TASK - Count every line where "sylvaine" shows up, and give that number only.

Collected data entries -
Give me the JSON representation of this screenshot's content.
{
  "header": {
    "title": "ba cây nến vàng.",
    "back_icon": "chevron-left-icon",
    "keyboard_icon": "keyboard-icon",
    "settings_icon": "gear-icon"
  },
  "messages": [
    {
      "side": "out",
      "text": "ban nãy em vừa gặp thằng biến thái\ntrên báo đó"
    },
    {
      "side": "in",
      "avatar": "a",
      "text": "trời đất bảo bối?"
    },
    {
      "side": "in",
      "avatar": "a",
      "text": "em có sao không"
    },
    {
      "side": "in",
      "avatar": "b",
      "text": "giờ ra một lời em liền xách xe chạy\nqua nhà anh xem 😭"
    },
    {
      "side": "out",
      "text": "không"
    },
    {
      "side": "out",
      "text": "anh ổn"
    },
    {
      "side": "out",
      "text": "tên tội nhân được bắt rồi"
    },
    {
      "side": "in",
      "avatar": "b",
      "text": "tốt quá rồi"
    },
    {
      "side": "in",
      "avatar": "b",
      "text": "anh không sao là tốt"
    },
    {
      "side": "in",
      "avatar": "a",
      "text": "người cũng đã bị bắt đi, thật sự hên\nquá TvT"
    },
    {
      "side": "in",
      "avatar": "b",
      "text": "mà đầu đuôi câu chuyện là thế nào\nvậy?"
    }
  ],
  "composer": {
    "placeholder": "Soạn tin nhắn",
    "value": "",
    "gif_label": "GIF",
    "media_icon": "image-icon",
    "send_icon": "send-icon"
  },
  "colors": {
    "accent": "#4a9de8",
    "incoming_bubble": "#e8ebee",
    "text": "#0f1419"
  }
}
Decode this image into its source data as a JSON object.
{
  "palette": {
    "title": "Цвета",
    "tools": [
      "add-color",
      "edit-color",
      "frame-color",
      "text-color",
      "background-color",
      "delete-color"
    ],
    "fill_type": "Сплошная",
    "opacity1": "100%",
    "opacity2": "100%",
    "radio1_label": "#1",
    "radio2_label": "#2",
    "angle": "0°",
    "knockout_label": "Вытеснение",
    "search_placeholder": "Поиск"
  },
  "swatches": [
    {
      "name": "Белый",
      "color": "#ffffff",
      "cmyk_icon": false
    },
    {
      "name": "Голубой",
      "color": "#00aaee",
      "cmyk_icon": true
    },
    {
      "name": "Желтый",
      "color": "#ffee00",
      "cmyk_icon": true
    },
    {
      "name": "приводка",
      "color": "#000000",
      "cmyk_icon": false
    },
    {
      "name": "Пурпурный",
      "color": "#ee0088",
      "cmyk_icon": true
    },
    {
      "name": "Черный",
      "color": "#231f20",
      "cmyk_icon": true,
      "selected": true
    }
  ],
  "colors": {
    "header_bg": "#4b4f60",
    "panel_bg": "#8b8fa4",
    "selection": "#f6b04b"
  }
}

==

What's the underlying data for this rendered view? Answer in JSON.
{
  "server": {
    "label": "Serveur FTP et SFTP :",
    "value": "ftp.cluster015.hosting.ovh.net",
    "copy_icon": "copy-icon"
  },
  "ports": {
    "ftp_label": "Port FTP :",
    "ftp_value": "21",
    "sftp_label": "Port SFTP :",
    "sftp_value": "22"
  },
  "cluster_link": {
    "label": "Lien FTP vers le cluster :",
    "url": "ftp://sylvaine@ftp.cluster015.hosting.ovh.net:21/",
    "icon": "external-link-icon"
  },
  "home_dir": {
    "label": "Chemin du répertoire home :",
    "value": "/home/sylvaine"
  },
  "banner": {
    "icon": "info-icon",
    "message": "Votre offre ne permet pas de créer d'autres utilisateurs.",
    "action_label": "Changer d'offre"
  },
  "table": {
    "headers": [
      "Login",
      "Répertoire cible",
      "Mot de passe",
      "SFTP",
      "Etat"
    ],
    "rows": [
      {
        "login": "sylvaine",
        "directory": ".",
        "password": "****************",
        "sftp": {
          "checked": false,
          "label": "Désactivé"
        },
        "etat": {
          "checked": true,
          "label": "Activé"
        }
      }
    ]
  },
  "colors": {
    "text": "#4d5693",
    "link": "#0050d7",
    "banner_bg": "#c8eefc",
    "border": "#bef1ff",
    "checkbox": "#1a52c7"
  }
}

CORRECT ANSWER - 3